(Exercise) From the listing below, pull out every line where the string "izmantojot" appears.
+ + +
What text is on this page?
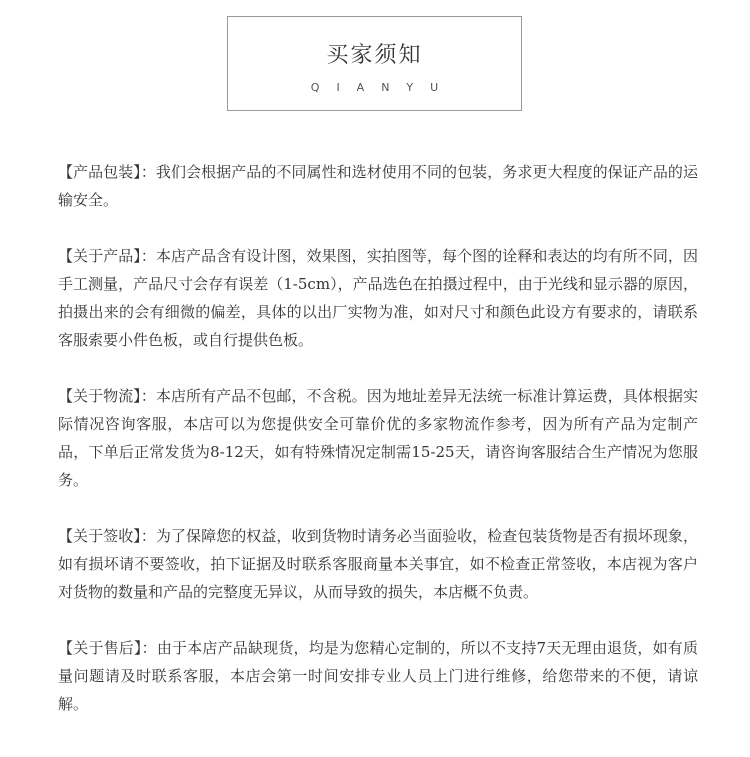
买家须知
QIANYU
【产品包装】：我们会根据产品的不同属性和选材使用不同的包装，务求更大程度的保证产品的运输安全。
【关于产品】：本店产品含有设计图，效果图，实拍图等，每个图的诠释和表达的均有所不同，因手工测量，产品尺寸会存有误差（1-5cm），产品选色在拍摄过程中，由于光线和显示器的原因，拍摄出来的会有细微的偏差，具体的以出厂实物为准，如对尺寸和颜色此设方有要求的，请联系客服索要小件色板，或自行提供色板。
【关于物流】：本店所有产品不包邮，不含税。因为地址差异无法统一标准计算运费，具体根据实际情况咨询客服，本店可以为您提供安全可靠价优的多家物流作参考，因为所有产品为定制产品，下单后正常发货为8-12天，如有特殊情况定制需15-25天，请咨询客服结合生产情况为您服务。
【关于签收】：为了保障您的权益，收到货物时请务必当面验收，检查包装货物是否有损坏现象，如有损坏请不要签收，拍下证据及时联系客服商量本关事宜，如不检查正常签收，本店视为客户对货物的数量和产品的完整度无异议，从而导致的损失，本店概不负责。
【关于售后】：由于本店产品缺现货，均是为您精心定制的，所以不支持7天无理由退货，如有质量问题请及时联系客服，本店会第一时间安排专业人员上门进行维修，给您带来的不便，请谅解。
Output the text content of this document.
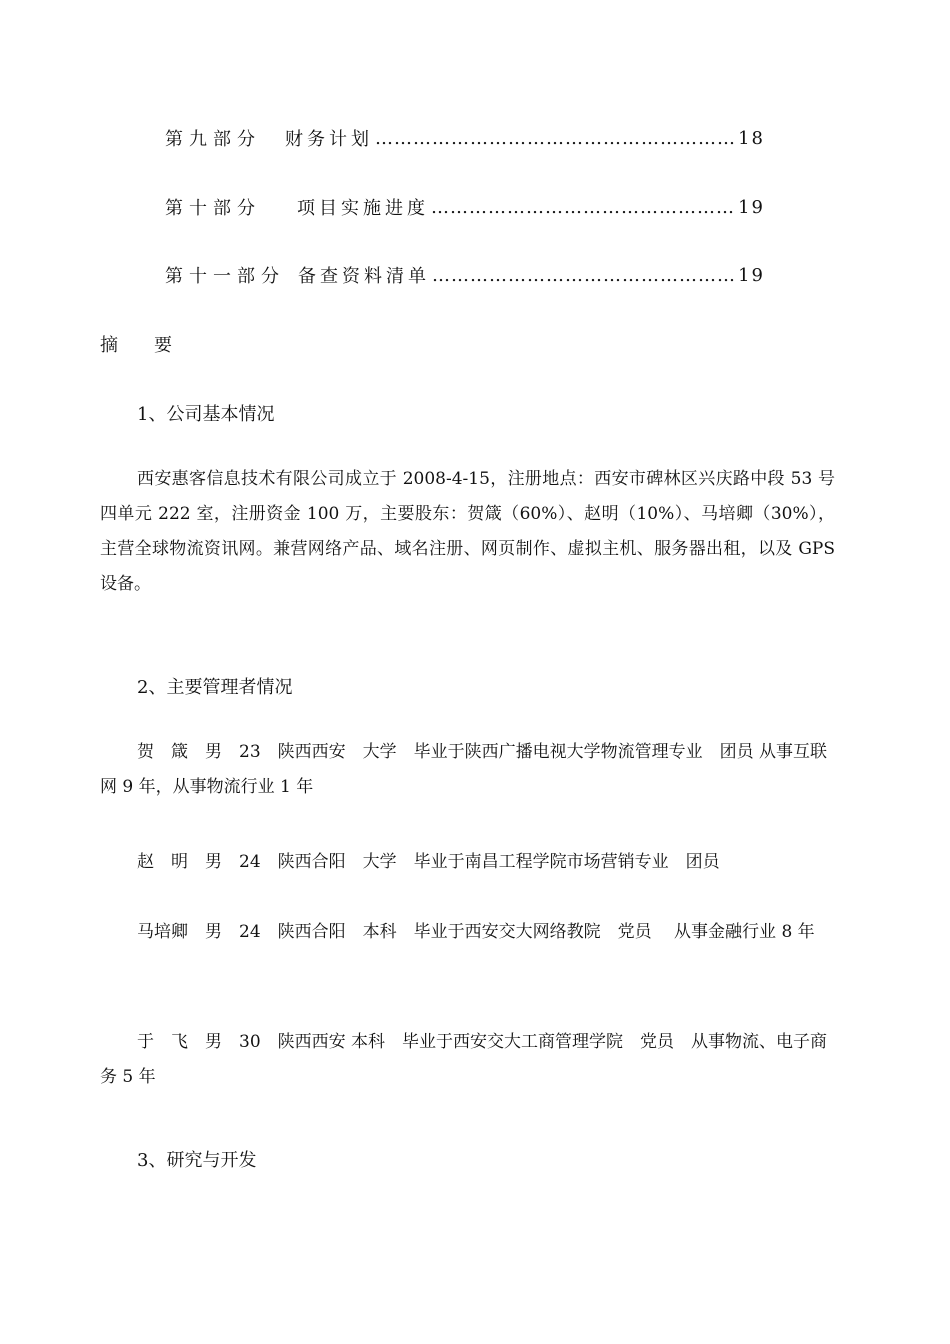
第九部分	财务计划 …………………………………………………………………………………………………………………………	18
第十部分	项目实施进度 …………………………………………………………………………………………………………………………	19
第十一部分 备查资料清单 …………………………………………………………………………………………………………………………	19
摘　　要
1、公司基本情况
西安惠客信息技术有限公司成立于 2008-4-15，注册地点：西安市碑林区兴庆路中段 53 号四单元 222 室，注册资金 100 万，主要股东：贺箴（60%）、赵明（10%）、马培卿（30%），主营全球物流资讯网。兼营网络产品、域名注册、网页制作、虚拟主机、服务器出租，以及 GPS 设备。
2、主要管理者情况
贺　箴　男　23　陕西西安　大学　毕业于陕西广播电视大学物流管理专业　团员 从事互联网 9 年，从事物流行业 1 年
赵　明　男　24　陕西合阳　大学　毕业于南昌工程学院市场营销专业　团员
马培卿　男　24　陕西合阳　本科　毕业于西安交大网络教院　党员　 从事金融行业 8 年
于　飞　男　30　陕西西安 本科　毕业于西安交大工商管理学院　党员　从事物流、电子商务 5 年
3、研究与开发
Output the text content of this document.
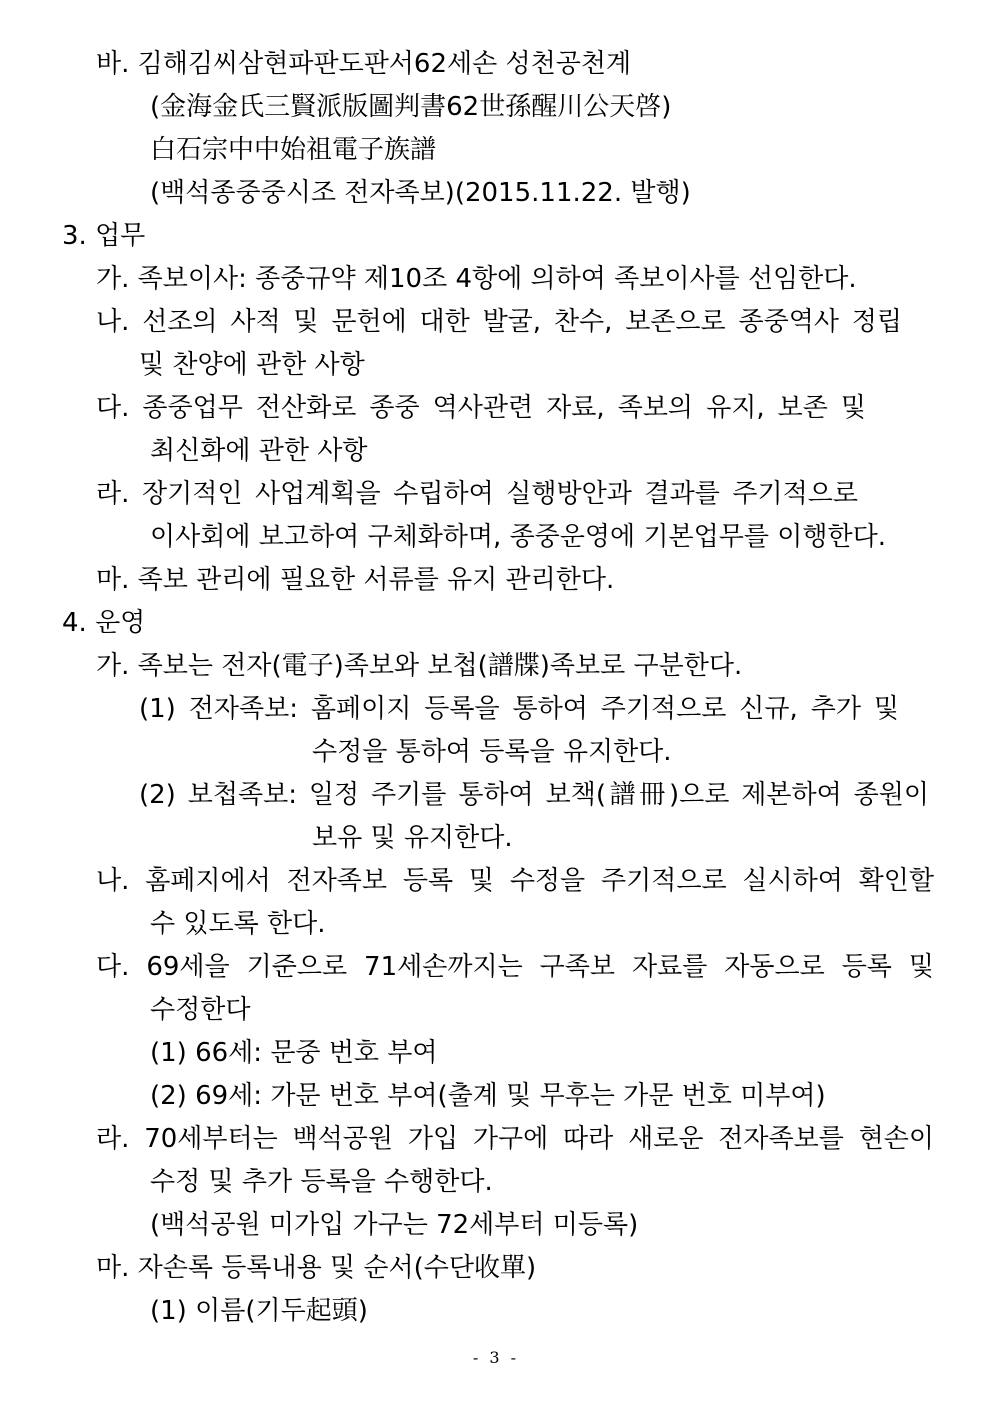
바. 김해김씨삼현파판도판서62세손 성천공천계
(金海金氏三賢派版圖判書62世孫醒川公天啓)
白石宗中中始祖電子族譜
(백석종중중시조 전자족보)(2015.11.22. 발행)
3. 업무
가. 족보이사: 종중규약 제10조 4항에 의하여 족보이사를 선임한다.
나. 선조의 사적 및 문헌에 대한 발굴, 찬수, 보존으로 종중역사 정립
및 찬양에 관한 사항
다. 종중업무 전산화로 종중 역사관련 자료, 족보의 유지, 보존 및
최신화에 관한 사항
라. 장기적인 사업계획을 수립하여 실행방안과 결과를 주기적으로
이사회에 보고하여 구체화하며, 종중운영에 기본업무를 이행한다.
마. 족보 관리에 필요한 서류를 유지 관리한다.
4. 운영
가. 족보는 전자(電子)족보와 보첩(譜牒)족보로 구분한다.
(1) 전자족보: 홈페이지 등록을 통하여 주기적으로 신규, 추가 및
수정을 통하여 등록을 유지한다.
(2) 보첩족보: 일정 주기를 통하여 보책(譜冊)으로 제본하여 종원이
보유 및 유지한다.
나. 홈페지에서 전자족보 등록 및 수정을 주기적으로 실시하여 확인할
수 있도록 한다.
다. 69세을 기준으로 71세손까지는 구족보 자료를 자동으로 등록 및
수정한다
(1) 66세: 문중 번호 부여
(2) 69세: 가문 번호 부여(출계 및 무후는 가문 번호 미부여)
라. 70세부터는 백석공원 가입 가구에 따라 새로운 전자족보를 현손이
수정 및 추가 등록을 수행한다.
(백석공원 미가입 가구는 72세부터 미등록)
마. 자손록 등록내용 및 순서(수단收單)
(1) 이름(기두起頭)
- 3 -
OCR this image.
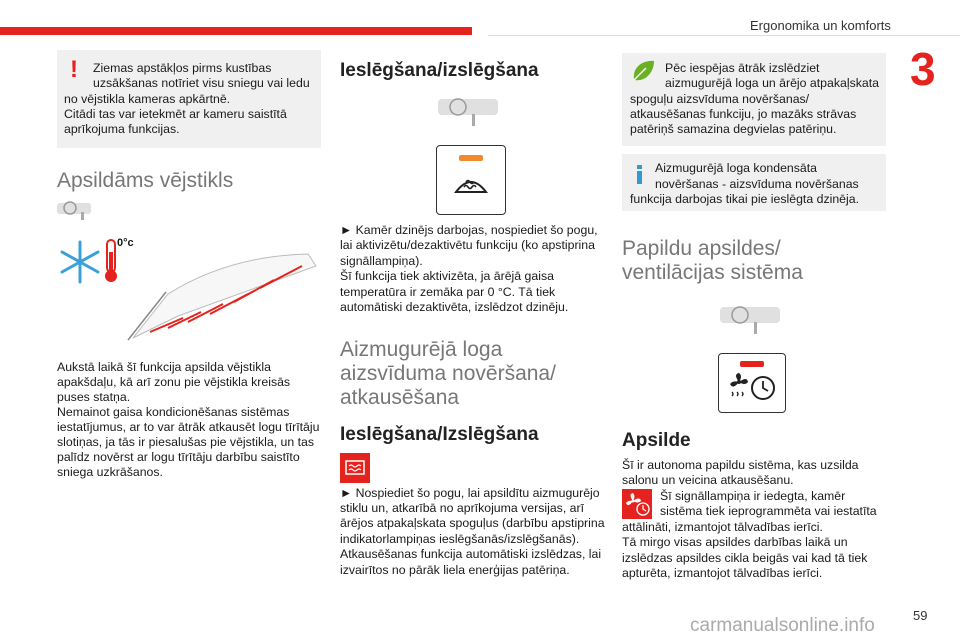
Ergonomika un komforts
3
! Ziemas apstākļos pirms kustības
uzsākšanas notīriet visu sniegu vai ledu
no vējstikla kameras apkārtnē.
Citādi tas var ietekmēt ar kameru saistītā
aprīkojuma funkcijas.
Apsildāms vējstikls
0°c
Aukstā laikā šī funkcija apsilda vējstikla
apakšdaļu, kā arī zonu pie vējstikla kreisās
puses statņa.
Nemainot gaisa kondicionēšanas sistēmas
iestatījumus, ar to var ātrāk atkausēt logu tīrītāju
slotiņas, ja tās ir piesalušas pie vējstikla, un tas
palīdz novērst ar logu tīrītāju darbību saistīto
sniega uzkrāšanos.
Ieslēgšana/izslēgšana
► Kamēr dzinējs darbojas, nospiediet šo pogu,
lai aktivizētu/dezaktivētu funkciju (ko apstiprina
signāllampiņa).
Šī funkcija tiek aktivizēta, ja ārējā gaisa
temperatūra ir zemāka par 0 °C. Tā tiek
automātiski dezaktivēta, izslēdzot dzinēju.
Aizmugurējā loga
aizsvīduma novēršana/
atkausēšana
Ieslēgšana/Izslēgšana
► Nospiediet šo pogu, lai apsildītu aizmugurējo
stiklu un, atkarībā no aprīkojuma versijas, arī
ārējos atpakaļskata spoguļus (darbību apstiprina
indikatorlampiņas ieslēgšanās/izslēgšanās).
Atkausēšanas funkcija automātiski izslēdzas, lai
izvairītos no pārāk liela enerģijas patēriņa.
Pēc iespējas ātrāk izslēdziet
aizmugurējā loga un ārējo atpakaļskata
spoguļu aizsvīduma novēršanas/
atkausēšanas funkciju, jo mazāks strāvas
patēriņš samazina degvielas patēriņu.
Aizmugurējā loga kondensāta
novēršanas - aizsvīduma novēršanas
funkcija darbojas tikai pie ieslēgta dzinēja.
Papildu apsildes/
ventilācijas sistēma
Apsilde
Šī ir autonoma papildu sistēma, kas uzsilda
salonu un veicina atkausēšanu.
Šī signāllampiņa ir iedegta, kamēr
sistēma tiek ieprogrammēta vai iestatīta
attālināti, izmantojot tālvadības ierīci.
Tā mirgo visas apsildes darbības laikā un
izslēdzas apsildes cikla beigās vai kad tā tiek
apturēta, izmantojot tālvadības ierīci.
carmanualsonline.info	59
+ + +
(Written solution)
attālināti, izmantojot tālvadības ierīci.
apturēta, izmantojot tālvadības ierīci.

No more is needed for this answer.